▶ _Prompt_
Output the stretch of material from the line containing "Patent image size: (1431, 937)." through the line containing "The nut 108 is at (237, 425).", copying each line verbatim.

▶ _Records for the task_
==================================================
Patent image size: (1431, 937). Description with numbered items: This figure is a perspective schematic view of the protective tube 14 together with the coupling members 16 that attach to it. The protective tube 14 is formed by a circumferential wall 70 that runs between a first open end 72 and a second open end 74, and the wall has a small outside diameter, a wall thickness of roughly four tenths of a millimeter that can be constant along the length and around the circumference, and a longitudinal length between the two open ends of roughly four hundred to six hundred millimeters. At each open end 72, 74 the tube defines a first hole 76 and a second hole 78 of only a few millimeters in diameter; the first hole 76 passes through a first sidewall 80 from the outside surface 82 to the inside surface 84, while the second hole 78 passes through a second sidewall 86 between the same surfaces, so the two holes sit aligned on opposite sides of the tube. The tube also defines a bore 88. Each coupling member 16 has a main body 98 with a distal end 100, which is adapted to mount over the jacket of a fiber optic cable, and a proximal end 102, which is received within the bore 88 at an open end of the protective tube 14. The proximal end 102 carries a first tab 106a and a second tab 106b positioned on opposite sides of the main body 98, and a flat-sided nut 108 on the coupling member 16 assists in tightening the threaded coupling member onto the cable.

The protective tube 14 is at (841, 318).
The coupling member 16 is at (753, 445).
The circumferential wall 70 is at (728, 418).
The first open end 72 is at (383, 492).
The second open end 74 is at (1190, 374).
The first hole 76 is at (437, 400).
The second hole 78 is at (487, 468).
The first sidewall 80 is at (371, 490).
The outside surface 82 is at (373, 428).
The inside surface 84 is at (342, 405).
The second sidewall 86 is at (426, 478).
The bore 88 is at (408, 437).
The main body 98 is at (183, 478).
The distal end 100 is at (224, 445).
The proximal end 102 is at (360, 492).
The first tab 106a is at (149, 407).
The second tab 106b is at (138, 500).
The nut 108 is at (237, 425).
==================================================
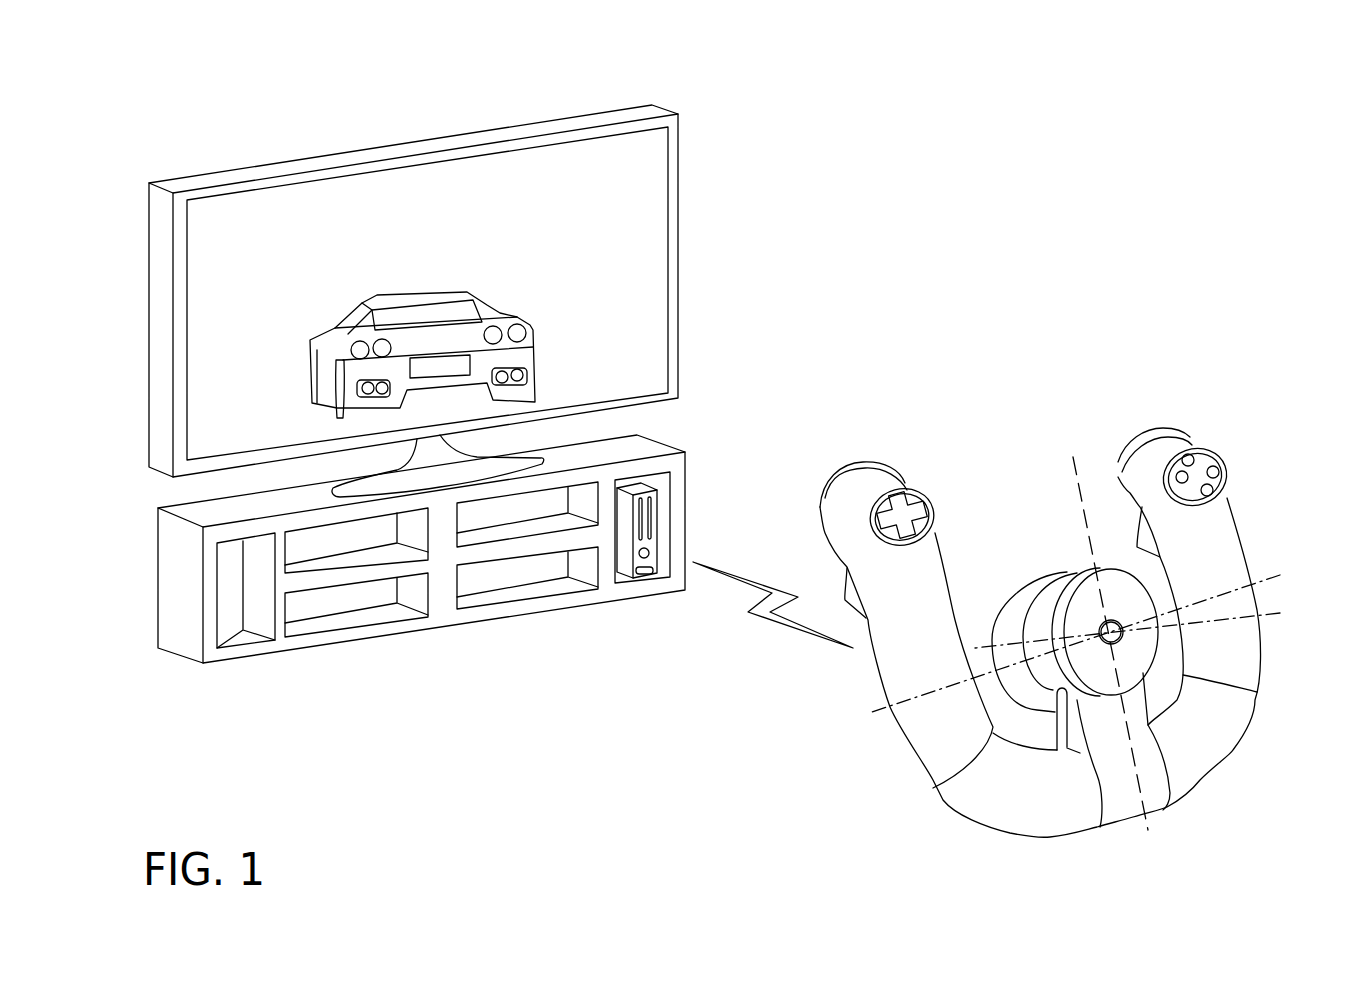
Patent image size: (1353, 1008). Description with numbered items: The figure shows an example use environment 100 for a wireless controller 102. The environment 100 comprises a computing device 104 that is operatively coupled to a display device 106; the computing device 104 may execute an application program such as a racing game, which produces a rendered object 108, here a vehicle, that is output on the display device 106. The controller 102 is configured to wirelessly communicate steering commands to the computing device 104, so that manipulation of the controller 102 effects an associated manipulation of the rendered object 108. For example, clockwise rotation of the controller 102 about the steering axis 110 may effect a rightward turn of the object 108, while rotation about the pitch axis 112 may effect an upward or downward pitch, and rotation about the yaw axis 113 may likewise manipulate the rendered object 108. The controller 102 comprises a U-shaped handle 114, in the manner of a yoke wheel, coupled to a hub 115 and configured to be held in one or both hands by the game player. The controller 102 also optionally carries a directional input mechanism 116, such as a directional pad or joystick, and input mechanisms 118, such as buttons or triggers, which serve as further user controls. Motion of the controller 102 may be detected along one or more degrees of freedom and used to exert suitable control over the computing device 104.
==================================================
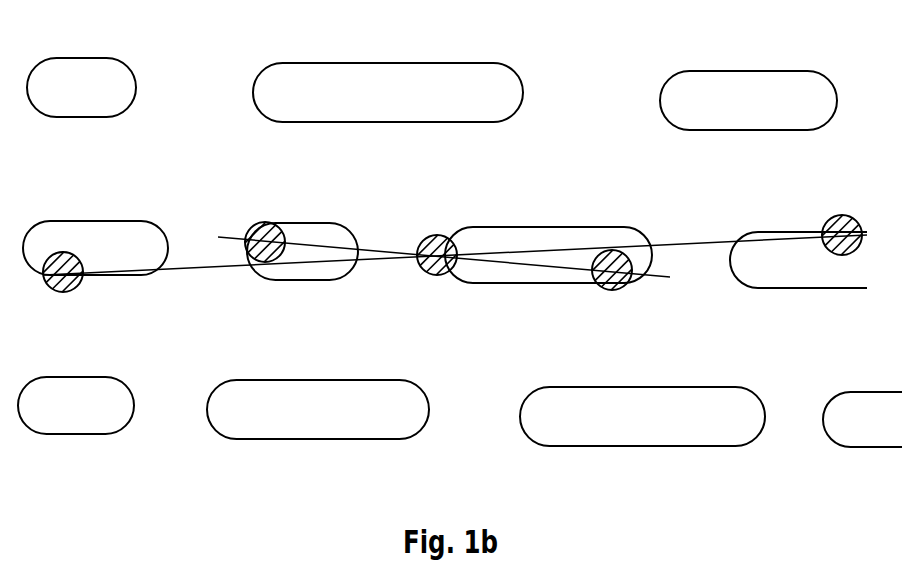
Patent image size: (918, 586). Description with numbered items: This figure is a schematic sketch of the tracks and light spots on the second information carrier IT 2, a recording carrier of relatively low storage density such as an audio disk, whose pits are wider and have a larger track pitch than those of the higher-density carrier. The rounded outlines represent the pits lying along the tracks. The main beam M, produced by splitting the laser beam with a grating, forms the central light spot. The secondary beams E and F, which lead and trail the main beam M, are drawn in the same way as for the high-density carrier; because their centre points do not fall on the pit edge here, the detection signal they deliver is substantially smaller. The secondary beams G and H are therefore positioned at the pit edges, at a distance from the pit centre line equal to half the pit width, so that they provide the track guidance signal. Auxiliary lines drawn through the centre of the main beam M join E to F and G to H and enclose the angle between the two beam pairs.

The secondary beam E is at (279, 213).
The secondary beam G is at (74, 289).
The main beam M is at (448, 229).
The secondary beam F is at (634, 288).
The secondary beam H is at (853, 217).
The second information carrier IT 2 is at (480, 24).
==================================================
▶ _The answer_
Patent image size: (1431, 937). Description with numbered items: This figure is a perspective schematic view of the protective tube 14 together with the coupling members 16 that attach to it. The protective tube 14 is formed by a circumferential wall 70 that runs between a first open end 72 and a second open end 74, and the wall has a small outside diameter, a wall thickness of roughly four tenths of a millimeter that can be constant along the length and around the circumference, and a longitudinal length between the two open ends of roughly four hundred to six hundred millimeters. At each open end 72, 74 the tube defines a first hole 76 and a second hole 78 of only a few millimeters in diameter; the first hole 76 passes through a first sidewall 80 from the outside surface 82 to the inside surface 84, while the second hole 78 passes through a second sidewall 86 between the same surfaces, so the two holes sit aligned on opposite sides of the tube. The tube also defines a bore 88. Each coupling member 16 has a main body 98 with a distal end 100, which is adapted to mount over the jacket of a fiber optic cable, and a proximal end 102, which is received within the bore 88 at an open end of the protective tube 14. The proximal end 102 carries a first tab 106a and a second tab 106b positioned on opposite sides of the main body 98, and a flat-sided nut 108 on the coupling member 16 assists in tightening the threaded coupling member onto the cable.

The protective tube 14 is at (841, 318).
The coupling member 16 is at (753, 445).
The circumferential wall 70 is at (728, 418).
The first open end 72 is at (383, 492).
The second open end 74 is at (1190, 374).
The first hole 76 is at (437, 400).
The second hole 78 is at (487, 468).
The first sidewall 80 is at (371, 490).
The outside surface 82 is at (373, 428).
The inside surface 84 is at (342, 405).
The second sidewall 86 is at (426, 478).
The bore 88 is at (408, 437).
The main body 98 is at (183, 478).
The distal end 100 is at (224, 445).
The proximal end 102 is at (360, 492).
The first tab 106a is at (149, 407).
The second tab 106b is at (138, 500).
The nut 108 is at (237, 425).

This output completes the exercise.